#### [Exercise requirements]
Using the entries that follow, collect the lines where the word "AGREE" appears.

#### [Dataset entries]
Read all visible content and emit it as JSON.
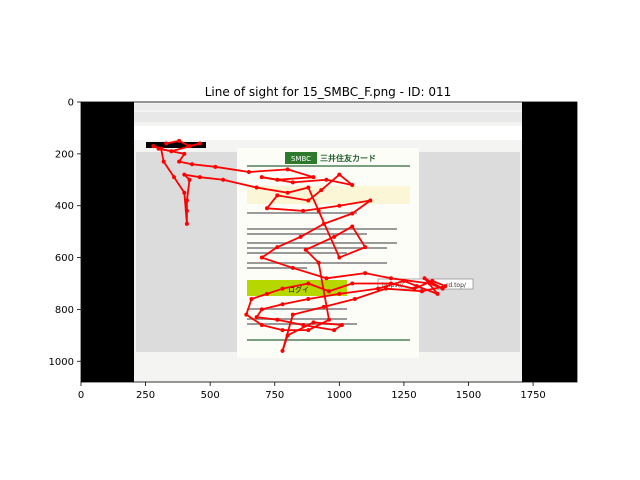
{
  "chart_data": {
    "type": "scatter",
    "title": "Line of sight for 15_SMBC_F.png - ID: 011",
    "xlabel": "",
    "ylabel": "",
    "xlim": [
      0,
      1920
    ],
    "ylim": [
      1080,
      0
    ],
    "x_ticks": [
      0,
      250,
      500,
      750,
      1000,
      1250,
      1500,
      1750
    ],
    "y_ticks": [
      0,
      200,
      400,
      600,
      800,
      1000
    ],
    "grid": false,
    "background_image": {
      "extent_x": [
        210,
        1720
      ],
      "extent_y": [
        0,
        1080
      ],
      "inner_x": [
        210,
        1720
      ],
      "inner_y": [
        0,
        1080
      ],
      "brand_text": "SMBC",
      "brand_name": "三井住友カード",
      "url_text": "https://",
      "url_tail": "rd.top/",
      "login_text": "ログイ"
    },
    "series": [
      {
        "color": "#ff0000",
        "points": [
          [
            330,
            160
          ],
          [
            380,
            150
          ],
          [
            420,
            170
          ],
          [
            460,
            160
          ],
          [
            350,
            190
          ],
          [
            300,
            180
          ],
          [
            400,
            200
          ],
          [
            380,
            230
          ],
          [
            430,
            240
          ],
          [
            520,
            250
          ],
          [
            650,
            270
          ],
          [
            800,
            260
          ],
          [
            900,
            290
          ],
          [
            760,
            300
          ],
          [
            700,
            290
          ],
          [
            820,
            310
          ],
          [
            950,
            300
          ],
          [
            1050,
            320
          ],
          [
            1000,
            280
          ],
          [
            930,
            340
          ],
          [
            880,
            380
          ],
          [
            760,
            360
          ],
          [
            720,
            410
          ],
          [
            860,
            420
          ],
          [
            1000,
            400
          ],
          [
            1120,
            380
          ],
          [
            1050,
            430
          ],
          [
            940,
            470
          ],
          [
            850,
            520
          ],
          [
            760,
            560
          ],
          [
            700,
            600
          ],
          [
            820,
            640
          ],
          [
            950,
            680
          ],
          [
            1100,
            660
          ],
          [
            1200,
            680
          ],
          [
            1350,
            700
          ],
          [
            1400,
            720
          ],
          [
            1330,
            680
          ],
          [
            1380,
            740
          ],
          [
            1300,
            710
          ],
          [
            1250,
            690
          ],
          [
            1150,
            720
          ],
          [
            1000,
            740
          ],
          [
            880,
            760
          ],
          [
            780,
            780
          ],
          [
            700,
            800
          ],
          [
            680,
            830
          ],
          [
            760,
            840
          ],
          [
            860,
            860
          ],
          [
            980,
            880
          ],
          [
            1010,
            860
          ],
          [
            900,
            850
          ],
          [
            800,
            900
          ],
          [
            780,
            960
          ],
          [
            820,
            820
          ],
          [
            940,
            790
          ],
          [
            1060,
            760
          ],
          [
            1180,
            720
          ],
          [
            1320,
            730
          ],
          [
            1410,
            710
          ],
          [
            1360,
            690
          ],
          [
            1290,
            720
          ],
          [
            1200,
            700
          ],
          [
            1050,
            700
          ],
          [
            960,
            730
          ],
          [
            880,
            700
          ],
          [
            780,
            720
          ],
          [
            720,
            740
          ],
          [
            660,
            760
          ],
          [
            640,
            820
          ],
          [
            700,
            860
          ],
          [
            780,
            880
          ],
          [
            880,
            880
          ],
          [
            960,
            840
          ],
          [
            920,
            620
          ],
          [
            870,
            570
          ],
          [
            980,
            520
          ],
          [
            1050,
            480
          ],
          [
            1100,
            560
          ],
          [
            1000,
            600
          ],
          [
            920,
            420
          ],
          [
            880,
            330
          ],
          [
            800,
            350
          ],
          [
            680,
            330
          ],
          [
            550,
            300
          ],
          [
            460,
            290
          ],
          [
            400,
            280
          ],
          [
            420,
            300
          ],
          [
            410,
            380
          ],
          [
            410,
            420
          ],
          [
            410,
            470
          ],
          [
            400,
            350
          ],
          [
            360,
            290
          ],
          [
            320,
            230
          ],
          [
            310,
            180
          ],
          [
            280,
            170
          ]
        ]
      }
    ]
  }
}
---
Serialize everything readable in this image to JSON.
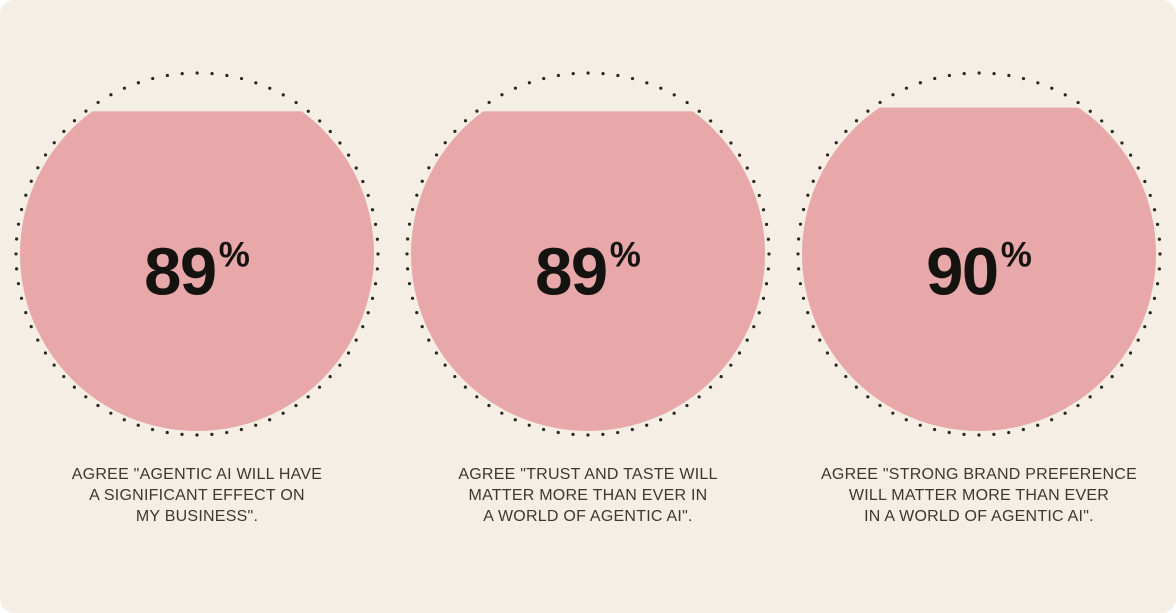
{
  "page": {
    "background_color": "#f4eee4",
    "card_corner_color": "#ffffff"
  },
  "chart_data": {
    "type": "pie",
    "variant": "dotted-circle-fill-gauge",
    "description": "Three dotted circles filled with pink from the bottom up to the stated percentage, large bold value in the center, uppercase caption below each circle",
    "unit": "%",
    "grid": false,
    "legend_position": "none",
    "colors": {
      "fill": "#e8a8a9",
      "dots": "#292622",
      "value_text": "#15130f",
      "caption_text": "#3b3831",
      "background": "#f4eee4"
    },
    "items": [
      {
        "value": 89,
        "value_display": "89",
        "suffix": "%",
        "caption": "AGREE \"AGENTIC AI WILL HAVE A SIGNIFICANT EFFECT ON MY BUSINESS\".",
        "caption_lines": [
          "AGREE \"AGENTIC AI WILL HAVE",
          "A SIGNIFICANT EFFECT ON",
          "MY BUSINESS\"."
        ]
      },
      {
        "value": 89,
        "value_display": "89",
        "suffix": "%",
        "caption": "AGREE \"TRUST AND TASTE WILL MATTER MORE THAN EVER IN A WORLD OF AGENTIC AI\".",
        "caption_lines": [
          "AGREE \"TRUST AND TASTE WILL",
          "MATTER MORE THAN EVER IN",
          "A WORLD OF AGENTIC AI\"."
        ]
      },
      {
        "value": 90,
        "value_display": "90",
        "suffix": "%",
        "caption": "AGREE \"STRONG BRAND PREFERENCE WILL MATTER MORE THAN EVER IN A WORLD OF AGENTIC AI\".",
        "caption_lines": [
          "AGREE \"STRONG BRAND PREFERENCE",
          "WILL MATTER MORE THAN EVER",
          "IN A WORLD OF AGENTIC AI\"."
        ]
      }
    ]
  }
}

#### [Exercise solution]
        "caption": "AGREE \"AGENTIC AI WILL HAVE A SIGNIFICANT EFFECT ON MY BUSINESS\".",
          "AGREE \"AGENTIC AI WILL HAVE",
        "caption": "AGREE \"TRUST AND TASTE WILL MATTER MORE THAN EVER IN A WORLD OF AGENTIC AI\".",
          "AGREE \"TRUST AND TASTE WILL",
        "caption": "AGREE \"STRONG BRAND PREFERENCE WILL MATTER MORE THAN EVER IN A WORLD OF AGENTIC AI\".",
          "AGREE \"STRONG BRAND PREFERENCE",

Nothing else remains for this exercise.